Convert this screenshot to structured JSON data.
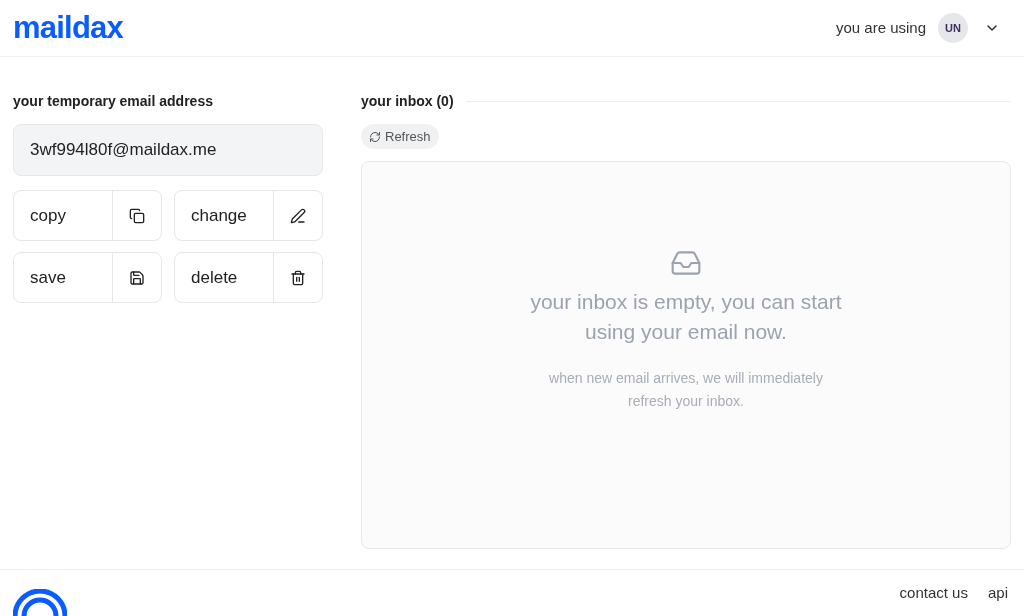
{
  "header": {
    "logo": "maildax",
    "status_text": "you are using",
    "avatar_initials": "UN"
  },
  "address_panel": {
    "label": "your temporary email address",
    "address": "3wf994l80f@maildax.me",
    "actions": [
      {
        "label": "copy",
        "kind": "copy"
      },
      {
        "label": "change",
        "kind": "edit"
      },
      {
        "label": "save",
        "kind": "save"
      },
      {
        "label": "delete",
        "kind": "delete"
      }
    ]
  },
  "inbox": {
    "title": "your inbox (0)",
    "refresh_label": "Refresh",
    "empty_title": "your inbox is empty, you can start using your email now.",
    "empty_subtitle": "when new email arrives, we will immediately refresh your inbox."
  },
  "footer": {
    "links": [
      "contact us",
      "api"
    ]
  }
}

####################

Short exercise: Repeat everything in the records precisely. Images are excluded from the copy.

Answer in full:
Convert this screenshot to structured JSON data.
{
  "header": {
    "logo": "maildax",
    "status_text": "you are using",
    "avatar_initials": "UN"
  },
  "address_panel": {
    "label": "your temporary email address",
    "address": "3wf994l80f@maildax.me",
    "actions": [
      {
        "label": "copy",
        "kind": "copy"
      },
      {
        "label": "change",
        "kind": "edit"
      },
      {
        "label": "save",
        "kind": "save"
      },
      {
        "label": "delete",
        "kind": "delete"
      }
    ]
  },
  "inbox": {
    "title": "your inbox (0)",
    "refresh_label": "Refresh",
    "empty_title": "your inbox is empty, you can start using your email now.",
    "empty_subtitle": "when new email arrives, we will immediately refresh your inbox."
  },
  "footer": {
    "links": [
      "contact us",
      "api"
    ]
  }
}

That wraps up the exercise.